- WHAT YOU HAVE TO DO -
Gather every line from the rows below that contains the string "toprak".

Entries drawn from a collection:
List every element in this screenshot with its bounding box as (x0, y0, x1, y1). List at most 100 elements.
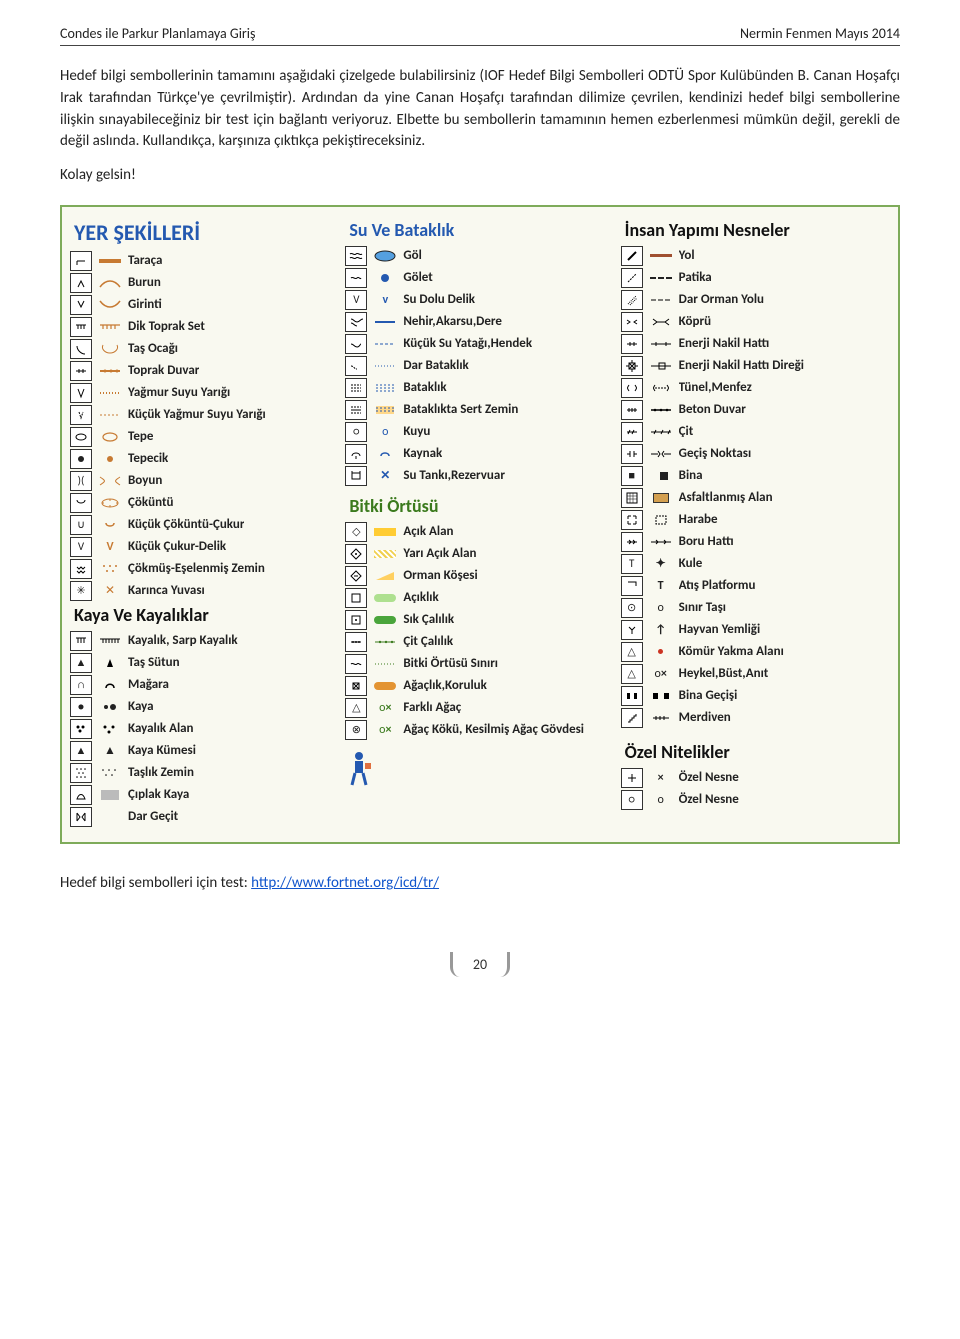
row-harabe: Harabe (621, 509, 890, 531)
row-burun: Burun (70, 272, 339, 294)
icd-icon (70, 251, 92, 271)
row-bataklık-sert-zemin: Bataklıkta Sert Zemin (345, 399, 614, 421)
map-icon (647, 445, 675, 463)
map-icon (647, 335, 675, 353)
icd-icon (70, 273, 92, 293)
map-icon (96, 654, 124, 672)
map-icon (647, 643, 675, 661)
icd-icon (621, 378, 643, 398)
row-kömür-yakma: △Kömür Yakma Alanı (621, 641, 890, 663)
row-gölet: Gölet (345, 267, 614, 289)
map-icon (371, 379, 399, 397)
map-icon: o × (371, 721, 399, 739)
icd-icon: △ (621, 642, 643, 662)
icd-icon (345, 466, 367, 486)
icd-icon: V (70, 537, 92, 557)
map-icon (96, 786, 124, 804)
map-icon: o × (647, 665, 675, 683)
header-right: Nermin Fenmen Mayıs 2014 (740, 25, 900, 42)
icd-icon: )( (70, 471, 92, 491)
icd-icon: ⊗ (345, 720, 367, 740)
icd-icon (621, 246, 643, 266)
map-icon (96, 764, 124, 782)
icd-icon (621, 356, 643, 376)
section-title-rocks: Kaya Ve Kayalıklar (70, 602, 339, 630)
row-sık-çalılık: Sık Çalılık (345, 609, 614, 631)
row-çit: Çit (621, 421, 890, 443)
icd-icon (70, 383, 92, 403)
map-icon (371, 523, 399, 541)
map-icon (371, 655, 399, 673)
icd-icon: ◇ (345, 522, 367, 542)
map-icon (371, 269, 399, 287)
icd-icon (345, 378, 367, 398)
icd-icon: ∩ (70, 675, 92, 695)
row-patika: Patika (621, 267, 890, 289)
row-bitki-örtüsü-sınırı: Bitki Örtüsü Sınırı (345, 653, 614, 675)
test-link[interactable]: http://www.fortnet.org/icd/tr/ (251, 874, 439, 892)
row-küçük-yarık: Küçük Yağmur Suyu Yarığı (70, 404, 339, 426)
footer-link-paragraph: Hedef bilgi sembolleri için test: http:/… (60, 874, 900, 892)
icd-icon (621, 768, 643, 788)
icd-icon (70, 807, 92, 827)
row-toprak-duvar: Toprak Duvar (70, 360, 339, 382)
map-icon (96, 632, 124, 650)
icd-icon (345, 544, 367, 564)
icd-icon (70, 295, 92, 315)
row-sınır-taşı: ⊙oSınır Taşı (621, 597, 890, 619)
icd-icon (621, 268, 643, 288)
map-icon (96, 676, 124, 694)
symbol-chart: YER ŞEKİLLERİ Taraça Burun Girinti Dik T… (60, 205, 900, 844)
row-kaya-kümesi: ▲▲Kaya Kümesi (70, 740, 339, 762)
row-küçük-çöküntü: ∪Küçük Çöküntü-Çukur (70, 514, 339, 536)
map-icon (371, 567, 399, 585)
icd-icon (345, 246, 367, 266)
icd-icon: ▲ (70, 741, 92, 761)
map-icon (647, 269, 675, 287)
icd-icon (70, 317, 92, 337)
map-icon (371, 611, 399, 629)
map-icon (371, 247, 399, 265)
row-kuyu: ○oKuyu (345, 421, 614, 443)
row-geçiş-noktası: Geçiş Noktası (621, 443, 890, 465)
row-küçük-çukur: VVKüçük Çukur-Delik (70, 536, 339, 558)
icd-icon (70, 427, 92, 447)
icd-icon (345, 632, 367, 652)
map-icon: ✕ (371, 467, 399, 485)
map-icon (96, 384, 124, 402)
icd-icon: △ (345, 698, 367, 718)
icd-icon (345, 610, 367, 630)
row-atış-platformu: TAtış Platformu (621, 575, 890, 597)
map-icon (96, 516, 124, 534)
map-icon: T (647, 577, 675, 595)
row-kaynak: Kaynak (345, 443, 614, 465)
row-dik-toprak-set: Dik Toprak Set (70, 316, 339, 338)
map-icon (96, 340, 124, 358)
icd-icon (621, 334, 643, 354)
icd-icon: ○ (345, 422, 367, 442)
row-dar-geçit: Dar Geçit (70, 806, 339, 828)
map-icon (647, 313, 675, 331)
map-icon: o (371, 423, 399, 441)
row-açıklık: Açıklık (345, 587, 614, 609)
row-ağaç-kökü: ⊗o ×Ağaç Kökü, Kesilmiş Ağaç Gövdesi (345, 719, 614, 741)
icd-icon (70, 763, 92, 783)
icd-icon (621, 444, 643, 464)
map-icon (647, 247, 675, 265)
row-çökmüş-zemin: Çökmüş-Eşelenmiş Zemin (70, 558, 339, 580)
icd-icon: ∪ (70, 515, 92, 535)
row-asfalt: Asfaltlanmış Alan (621, 487, 890, 509)
map-icon (647, 489, 675, 507)
map-icon (96, 560, 124, 578)
icd-icon (621, 290, 643, 310)
map-icon: ✕ (96, 582, 124, 600)
row-girinti: Girinti (70, 294, 339, 316)
row-özel-1: ×Özel Nesne (621, 767, 890, 789)
row-karınca-yuvası: ✳✕Karınca Yuvası (70, 580, 339, 602)
row-su-tankı: ✕Su Tankı,Rezervuar (345, 465, 614, 487)
paragraph-2: Kolay gelsin! (60, 165, 900, 187)
map-icon (96, 274, 124, 292)
icd-icon (70, 449, 92, 469)
map-icon (647, 709, 675, 727)
map-icon (96, 318, 124, 336)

- RESULT -
row-toprak-duvar: Toprak Duvar (70, 360, 339, 382)
row-dik-toprak-set: Dik Toprak Set (70, 316, 339, 338)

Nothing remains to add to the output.